## EXERCISE DETAILS
Select all lines holding the word "Fundamentals" from the entries that follow.

[Data records]
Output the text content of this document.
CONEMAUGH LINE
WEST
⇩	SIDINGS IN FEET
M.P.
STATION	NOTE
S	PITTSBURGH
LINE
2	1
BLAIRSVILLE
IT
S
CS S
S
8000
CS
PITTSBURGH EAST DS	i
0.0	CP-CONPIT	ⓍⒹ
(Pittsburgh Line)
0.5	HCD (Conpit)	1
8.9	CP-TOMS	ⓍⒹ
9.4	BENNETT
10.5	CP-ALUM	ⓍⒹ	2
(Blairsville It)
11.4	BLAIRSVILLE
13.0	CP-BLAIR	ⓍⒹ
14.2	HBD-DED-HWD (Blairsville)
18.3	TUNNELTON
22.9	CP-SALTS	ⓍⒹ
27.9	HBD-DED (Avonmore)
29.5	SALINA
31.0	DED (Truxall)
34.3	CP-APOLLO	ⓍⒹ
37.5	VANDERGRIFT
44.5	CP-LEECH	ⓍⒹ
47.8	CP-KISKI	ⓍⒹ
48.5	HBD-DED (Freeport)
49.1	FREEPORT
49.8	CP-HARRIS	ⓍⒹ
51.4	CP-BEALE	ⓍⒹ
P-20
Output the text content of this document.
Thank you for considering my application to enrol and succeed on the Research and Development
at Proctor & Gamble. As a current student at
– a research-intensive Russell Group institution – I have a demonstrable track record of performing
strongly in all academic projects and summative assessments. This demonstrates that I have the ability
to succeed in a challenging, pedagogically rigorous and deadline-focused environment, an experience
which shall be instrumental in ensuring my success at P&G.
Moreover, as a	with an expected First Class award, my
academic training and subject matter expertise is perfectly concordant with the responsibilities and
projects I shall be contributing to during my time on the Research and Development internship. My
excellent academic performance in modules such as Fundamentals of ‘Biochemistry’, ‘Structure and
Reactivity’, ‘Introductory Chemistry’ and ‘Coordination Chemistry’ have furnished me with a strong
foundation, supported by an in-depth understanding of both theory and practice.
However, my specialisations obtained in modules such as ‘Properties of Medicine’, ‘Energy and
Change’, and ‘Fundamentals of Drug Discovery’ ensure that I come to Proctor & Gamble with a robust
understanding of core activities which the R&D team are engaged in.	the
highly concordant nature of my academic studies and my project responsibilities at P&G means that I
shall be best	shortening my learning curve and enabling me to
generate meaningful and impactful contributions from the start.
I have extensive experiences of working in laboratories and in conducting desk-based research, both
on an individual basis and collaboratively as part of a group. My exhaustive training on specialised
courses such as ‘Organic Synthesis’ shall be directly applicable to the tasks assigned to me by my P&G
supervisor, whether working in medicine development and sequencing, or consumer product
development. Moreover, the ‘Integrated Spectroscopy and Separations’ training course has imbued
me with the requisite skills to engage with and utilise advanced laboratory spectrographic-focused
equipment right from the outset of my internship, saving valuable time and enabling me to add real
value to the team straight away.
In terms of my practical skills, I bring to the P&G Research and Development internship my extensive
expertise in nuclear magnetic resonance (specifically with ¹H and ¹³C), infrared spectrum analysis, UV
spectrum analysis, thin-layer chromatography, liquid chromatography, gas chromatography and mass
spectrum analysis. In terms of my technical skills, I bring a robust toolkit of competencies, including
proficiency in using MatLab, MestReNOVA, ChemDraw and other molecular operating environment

## RESULT OF THIS EXERCISE
excellent academic performance in modules such as Fundamentals of ‘Biochemistry’, ‘Structure and
Change’, and ‘Fundamentals of Drug Discovery’ ensure that I come to Proctor & Gamble with a robust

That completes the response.